* Objective *
Omit every picture and return the rest of the data unaltered.

(Data excerpts)
++++++++++++++++++++

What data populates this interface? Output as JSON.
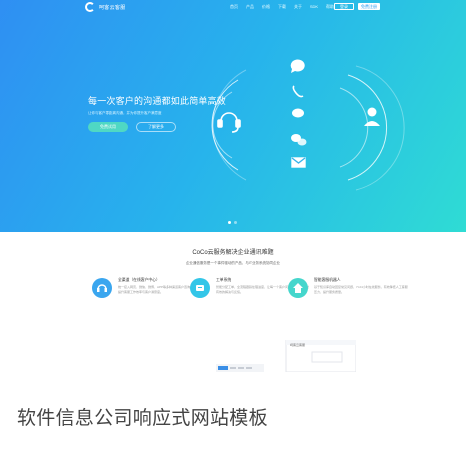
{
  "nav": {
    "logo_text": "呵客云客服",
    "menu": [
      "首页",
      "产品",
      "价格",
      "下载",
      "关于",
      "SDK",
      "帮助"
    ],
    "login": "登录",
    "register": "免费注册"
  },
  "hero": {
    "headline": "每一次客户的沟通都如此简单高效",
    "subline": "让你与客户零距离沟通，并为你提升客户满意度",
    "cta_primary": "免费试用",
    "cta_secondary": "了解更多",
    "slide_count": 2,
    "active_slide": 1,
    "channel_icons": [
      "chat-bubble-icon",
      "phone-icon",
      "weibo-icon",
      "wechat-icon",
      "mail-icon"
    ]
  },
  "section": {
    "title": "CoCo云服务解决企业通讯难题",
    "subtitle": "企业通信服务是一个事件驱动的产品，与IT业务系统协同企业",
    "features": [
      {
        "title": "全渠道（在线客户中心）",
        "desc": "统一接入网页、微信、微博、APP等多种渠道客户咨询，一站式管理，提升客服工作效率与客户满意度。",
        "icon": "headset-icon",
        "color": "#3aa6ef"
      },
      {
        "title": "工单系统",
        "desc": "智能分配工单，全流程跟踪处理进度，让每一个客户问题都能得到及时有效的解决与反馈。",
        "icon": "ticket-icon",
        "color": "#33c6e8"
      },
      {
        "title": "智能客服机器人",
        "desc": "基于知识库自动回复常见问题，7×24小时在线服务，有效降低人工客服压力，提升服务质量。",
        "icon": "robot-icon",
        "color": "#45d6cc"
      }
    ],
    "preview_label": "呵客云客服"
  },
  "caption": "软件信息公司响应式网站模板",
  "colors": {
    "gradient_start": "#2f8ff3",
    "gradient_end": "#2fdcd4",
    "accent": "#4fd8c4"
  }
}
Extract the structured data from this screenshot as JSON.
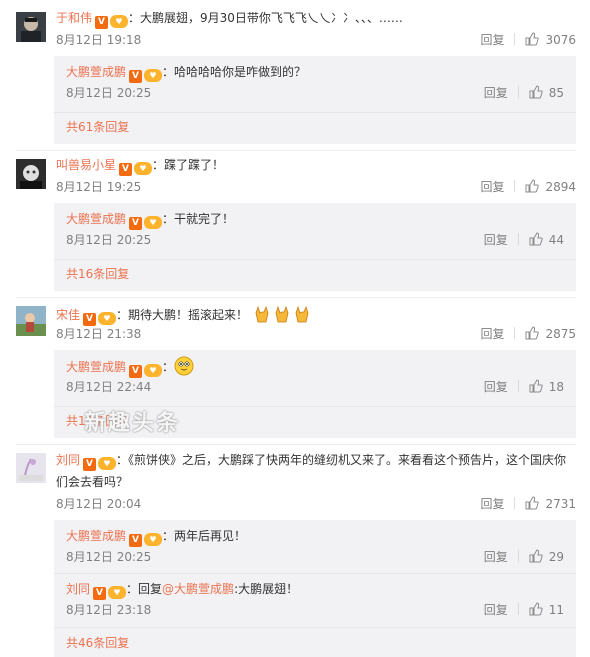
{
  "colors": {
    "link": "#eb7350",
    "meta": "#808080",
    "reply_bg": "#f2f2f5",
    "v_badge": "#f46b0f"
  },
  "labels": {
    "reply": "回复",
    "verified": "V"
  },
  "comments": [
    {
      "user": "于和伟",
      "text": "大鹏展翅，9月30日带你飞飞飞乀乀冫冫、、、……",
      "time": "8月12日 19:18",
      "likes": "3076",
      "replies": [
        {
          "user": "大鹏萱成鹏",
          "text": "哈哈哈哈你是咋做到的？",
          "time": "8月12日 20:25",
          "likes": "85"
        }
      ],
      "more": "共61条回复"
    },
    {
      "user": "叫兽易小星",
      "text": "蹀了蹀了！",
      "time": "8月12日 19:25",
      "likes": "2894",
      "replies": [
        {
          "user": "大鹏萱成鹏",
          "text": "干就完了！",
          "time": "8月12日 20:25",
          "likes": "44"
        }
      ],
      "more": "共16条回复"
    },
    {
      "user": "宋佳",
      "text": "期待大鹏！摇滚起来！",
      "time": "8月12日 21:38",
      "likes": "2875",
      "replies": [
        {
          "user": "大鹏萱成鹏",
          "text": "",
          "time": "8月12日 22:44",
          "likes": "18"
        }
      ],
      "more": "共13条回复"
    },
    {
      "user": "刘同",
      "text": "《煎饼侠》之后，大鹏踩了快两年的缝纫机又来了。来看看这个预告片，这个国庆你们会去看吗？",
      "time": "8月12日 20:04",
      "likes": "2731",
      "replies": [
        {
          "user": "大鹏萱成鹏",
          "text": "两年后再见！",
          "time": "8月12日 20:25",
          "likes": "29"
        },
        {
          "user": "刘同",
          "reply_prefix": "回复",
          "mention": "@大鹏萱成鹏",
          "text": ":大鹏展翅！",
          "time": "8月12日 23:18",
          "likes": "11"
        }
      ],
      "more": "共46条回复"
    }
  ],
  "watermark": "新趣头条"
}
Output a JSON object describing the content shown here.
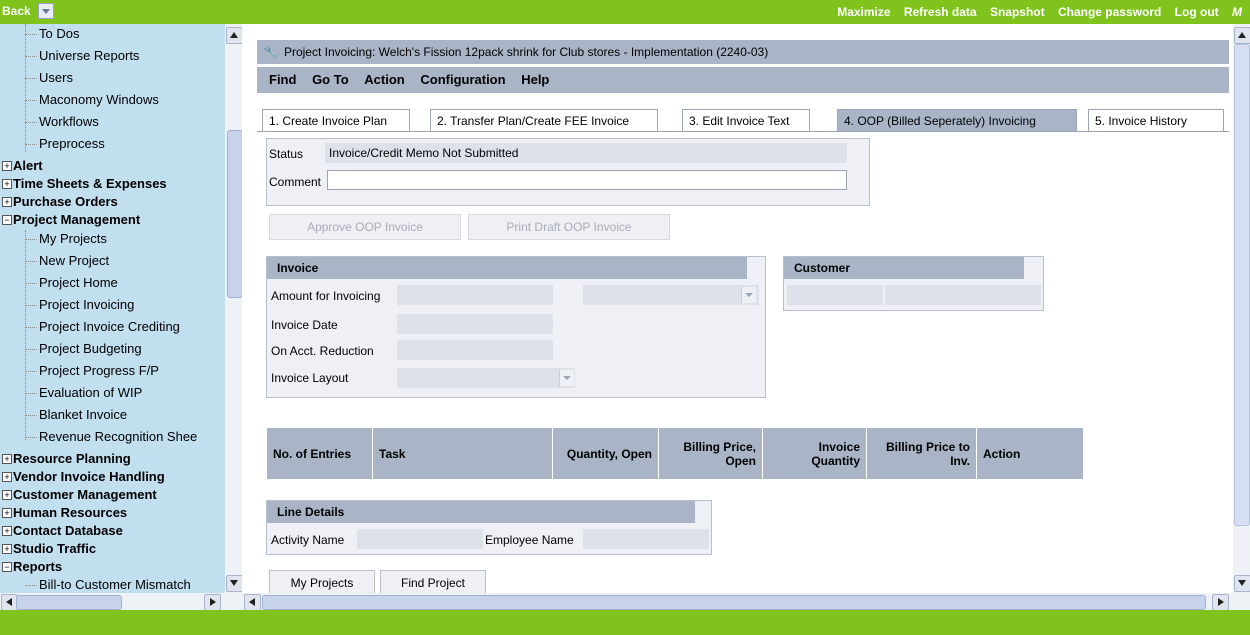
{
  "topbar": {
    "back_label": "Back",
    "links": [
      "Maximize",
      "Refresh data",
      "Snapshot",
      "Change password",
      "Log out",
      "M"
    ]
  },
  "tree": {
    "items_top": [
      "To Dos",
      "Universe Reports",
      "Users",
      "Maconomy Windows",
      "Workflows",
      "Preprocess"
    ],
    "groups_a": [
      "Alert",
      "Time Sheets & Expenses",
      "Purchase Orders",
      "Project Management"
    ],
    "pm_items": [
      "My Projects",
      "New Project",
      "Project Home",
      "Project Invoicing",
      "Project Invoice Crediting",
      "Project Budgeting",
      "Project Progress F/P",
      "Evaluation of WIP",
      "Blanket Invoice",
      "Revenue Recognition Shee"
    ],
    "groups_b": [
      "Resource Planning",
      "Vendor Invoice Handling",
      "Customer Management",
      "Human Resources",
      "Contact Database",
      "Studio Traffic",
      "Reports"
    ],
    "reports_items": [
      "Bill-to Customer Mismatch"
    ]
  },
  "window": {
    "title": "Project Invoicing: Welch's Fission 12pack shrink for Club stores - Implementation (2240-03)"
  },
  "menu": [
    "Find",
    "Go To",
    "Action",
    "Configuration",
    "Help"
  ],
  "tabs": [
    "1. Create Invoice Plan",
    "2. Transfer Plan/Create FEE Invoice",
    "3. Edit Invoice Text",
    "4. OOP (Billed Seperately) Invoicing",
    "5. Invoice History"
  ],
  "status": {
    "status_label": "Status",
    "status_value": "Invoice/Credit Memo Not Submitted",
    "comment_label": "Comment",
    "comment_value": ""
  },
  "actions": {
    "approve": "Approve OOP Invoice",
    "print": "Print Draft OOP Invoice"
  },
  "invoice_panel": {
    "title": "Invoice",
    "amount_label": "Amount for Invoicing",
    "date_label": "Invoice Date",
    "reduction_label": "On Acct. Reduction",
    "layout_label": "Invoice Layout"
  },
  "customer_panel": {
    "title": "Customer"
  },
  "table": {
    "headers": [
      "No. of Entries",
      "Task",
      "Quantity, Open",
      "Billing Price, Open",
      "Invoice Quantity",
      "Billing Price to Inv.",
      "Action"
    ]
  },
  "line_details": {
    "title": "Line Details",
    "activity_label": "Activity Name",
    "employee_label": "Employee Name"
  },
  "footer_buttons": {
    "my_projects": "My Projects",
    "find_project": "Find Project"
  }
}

++++++++++++++++++++

* Full response *
What data populates this interface? Output as JSON.
{
  "nav": {
    "logo_text": "呵客云客服",
    "menu": [
      "首页",
      "产品",
      "价格",
      "下载",
      "关于",
      "SDK",
      "帮助"
    ],
    "login": "登录",
    "register": "免费注册"
  },
  "hero": {
    "headline": "每一次客户的沟通都如此简单高效",
    "subline": "让你与客户零距离沟通，并为你提升客户满意度",
    "cta_primary": "免费试用",
    "cta_secondary": "了解更多",
    "slide_count": 2,
    "active_slide": 1,
    "channel_icons": [
      "chat-bubble-icon",
      "phone-icon",
      "weibo-icon",
      "wechat-icon",
      "mail-icon"
    ]
  },
  "section": {
    "title": "CoCo云服务解决企业通讯难题",
    "subtitle": "企业通信服务是一个事件驱动的产品，与IT业务系统协同企业",
    "features": [
      {
        "title": "全渠道（在线客户中心）",
        "desc": "统一接入网页、微信、微博、APP等多种渠道客户咨询，一站式管理，提升客服工作效率与客户满意度。",
        "icon": "headset-icon",
        "color": "#3aa6ef"
      },
      {
        "title": "工单系统",
        "desc": "智能分配工单，全流程跟踪处理进度，让每一个客户问题都能得到及时有效的解决与反馈。",
        "icon": "ticket-icon",
        "color": "#33c6e8"
      },
      {
        "title": "智能客服机器人",
        "desc": "基于知识库自动回复常见问题，7×24小时在线服务，有效降低人工客服压力，提升服务质量。",
        "icon": "robot-icon",
        "color": "#45d6cc"
      }
    ],
    "preview_label": "呵客云客服"
  },
  "caption": "软件信息公司响应式网站模板",
  "colors": {
    "gradient_start": "#2f8ff3",
    "gradient_end": "#2fdcd4",
    "accent": "#4fd8c4"
  }
}
Extract the structured data from this screenshot as JSON.
{
  "colors": {
    "link": "#eb7350",
    "meta": "#808080",
    "reply_bg": "#f2f2f5",
    "v_badge": "#f46b0f"
  },
  "labels": {
    "reply": "回复",
    "verified": "V"
  },
  "comments": [
    {
      "user": "于和伟",
      "text": "大鹏展翅，9月30日带你飞飞飞乀乀冫冫、、、……",
      "time": "8月12日 19:18",
      "likes": "3076",
      "replies": [
        {
          "user": "大鹏萱成鹏",
          "text": "哈哈哈哈你是咋做到的？",
          "time": "8月12日 20:25",
          "likes": "85"
        }
      ],
      "more": "共61条回复"
    },
    {
      "user": "叫兽易小星",
      "text": "蹀了蹀了！",
      "time": "8月12日 19:25",
      "likes": "2894",
      "replies": [
        {
          "user": "大鹏萱成鹏",
          "text": "干就完了！",
          "time": "8月12日 20:25",
          "likes": "44"
        }
      ],
      "more": "共16条回复"
    },
    {
      "user": "宋佳",
      "text": "期待大鹏！摇滚起来！",
      "time": "8月12日 21:38",
      "likes": "2875",
      "replies": [
        {
          "user": "大鹏萱成鹏",
          "text": "",
          "time": "8月12日 22:44",
          "likes": "18"
        }
      ],
      "more": "共13条回复"
    },
    {
      "user": "刘同",
      "text": "《煎饼侠》之后，大鹏踩了快两年的缝纫机又来了。来看看这个预告片，这个国庆你们会去看吗？",
      "time": "8月12日 20:04",
      "likes": "2731",
      "replies": [
        {
          "user": "大鹏萱成鹏",
          "text": "两年后再见！",
          "time": "8月12日 20:25",
          "likes": "29"
        },
        {
          "user": "刘同",
          "reply_prefix": "回复",
          "mention": "@大鹏萱成鹏",
          "text": ":大鹏展翅！",
          "time": "8月12日 23:18",
          "likes": "11"
        }
      ],
      "more": "共46条回复"
    }
  ],
  "watermark": "新趣头条"
}
Output a JSON object describing the content shown here.
{
  "topbar": {
    "back_label": "Back",
    "links": [
      "Maximize",
      "Refresh data",
      "Snapshot",
      "Change password",
      "Log out",
      "M"
    ]
  },
  "tree": {
    "items_top": [
      "To Dos",
      "Universe Reports",
      "Users",
      "Maconomy Windows",
      "Workflows",
      "Preprocess"
    ],
    "groups_a": [
      "Alert",
      "Time Sheets & Expenses",
      "Purchase Orders",
      "Project Management"
    ],
    "pm_items": [
      "My Projects",
      "New Project",
      "Project Home",
      "Project Invoicing",
      "Project Invoice Crediting",
      "Project Budgeting",
      "Project Progress F/P",
      "Evaluation of WIP",
      "Blanket Invoice",
      "Revenue Recognition Shee"
    ],
    "groups_b": [
      "Resource Planning",
      "Vendor Invoice Handling",
      "Customer Management",
      "Human Resources",
      "Contact Database",
      "Studio Traffic",
      "Reports"
    ],
    "reports_items": [
      "Bill-to Customer Mismatch"
    ]
  },
  "window": {
    "title": "Project Invoicing: Welch's Fission 12pack shrink for Club stores - Implementation (2240-03)"
  },
  "menu": [
    "Find",
    "Go To",
    "Action",
    "Configuration",
    "Help"
  ],
  "tabs": [
    "1. Create Invoice Plan",
    "2. Transfer Plan/Create FEE Invoice",
    "3. Edit Invoice Text",
    "4. OOP (Billed Seperately) Invoicing",
    "5. Invoice History"
  ],
  "status": {
    "status_label": "Status",
    "status_value": "Invoice/Credit Memo Not Submitted",
    "comment_label": "Comment",
    "comment_value": ""
  },
  "actions": {
    "approve": "Approve OOP Invoice",
    "print": "Print Draft OOP Invoice"
  },
  "invoice_panel": {
    "title": "Invoice",
    "amount_label": "Amount for Invoicing",
    "date_label": "Invoice Date",
    "reduction_label": "On Acct. Reduction",
    "layout_label": "Invoice Layout"
  },
  "customer_panel": {
    "title": "Customer"
  },
  "table": {
    "headers": [
      "No. of Entries",
      "Task",
      "Quantity, Open",
      "Billing Price, Open",
      "Invoice Quantity",
      "Billing Price to Inv.",
      "Action"
    ]
  },
  "line_details": {
    "title": "Line Details",
    "activity_label": "Activity Name",
    "employee_label": "Employee Name"
  },
  "footer_buttons": {
    "my_projects": "My Projects",
    "find_project": "Find Project"
  }
}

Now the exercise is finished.